**Data for processing:**
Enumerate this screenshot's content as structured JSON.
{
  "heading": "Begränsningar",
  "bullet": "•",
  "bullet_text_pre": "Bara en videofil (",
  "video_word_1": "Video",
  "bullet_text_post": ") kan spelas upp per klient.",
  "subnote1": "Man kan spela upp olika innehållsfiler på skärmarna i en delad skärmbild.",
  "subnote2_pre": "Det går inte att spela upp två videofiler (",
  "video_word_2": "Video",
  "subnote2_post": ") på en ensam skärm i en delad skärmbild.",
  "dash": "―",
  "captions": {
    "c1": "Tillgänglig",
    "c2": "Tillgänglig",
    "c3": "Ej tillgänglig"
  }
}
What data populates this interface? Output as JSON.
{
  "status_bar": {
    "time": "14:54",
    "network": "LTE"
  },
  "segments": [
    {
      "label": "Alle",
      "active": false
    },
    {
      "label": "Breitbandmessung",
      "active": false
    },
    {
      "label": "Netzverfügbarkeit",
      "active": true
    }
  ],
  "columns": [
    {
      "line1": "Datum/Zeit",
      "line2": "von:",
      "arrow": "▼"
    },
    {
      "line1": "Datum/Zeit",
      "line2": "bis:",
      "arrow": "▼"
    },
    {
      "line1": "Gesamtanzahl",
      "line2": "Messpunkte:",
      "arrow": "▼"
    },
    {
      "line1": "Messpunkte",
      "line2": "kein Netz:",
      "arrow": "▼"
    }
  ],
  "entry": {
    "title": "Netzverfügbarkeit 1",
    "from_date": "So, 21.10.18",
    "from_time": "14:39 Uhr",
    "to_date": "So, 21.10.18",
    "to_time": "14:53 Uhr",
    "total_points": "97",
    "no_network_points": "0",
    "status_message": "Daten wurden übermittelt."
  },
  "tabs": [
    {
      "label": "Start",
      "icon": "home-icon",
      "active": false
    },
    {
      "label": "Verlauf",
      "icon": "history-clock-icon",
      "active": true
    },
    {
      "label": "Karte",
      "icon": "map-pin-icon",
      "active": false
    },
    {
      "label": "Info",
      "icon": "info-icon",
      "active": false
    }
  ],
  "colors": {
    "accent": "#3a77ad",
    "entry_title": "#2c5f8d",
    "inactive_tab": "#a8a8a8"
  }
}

**What to do:**
Out of the preceding entries, pull every line containing the string "delad".

**Reply:**
  "subnote1": "Man kan spela upp olika innehållsfiler på skärmarna i en delad skärmbild.",
  "subnote2_post": ") på en ensam skärm i en delad skärmbild.",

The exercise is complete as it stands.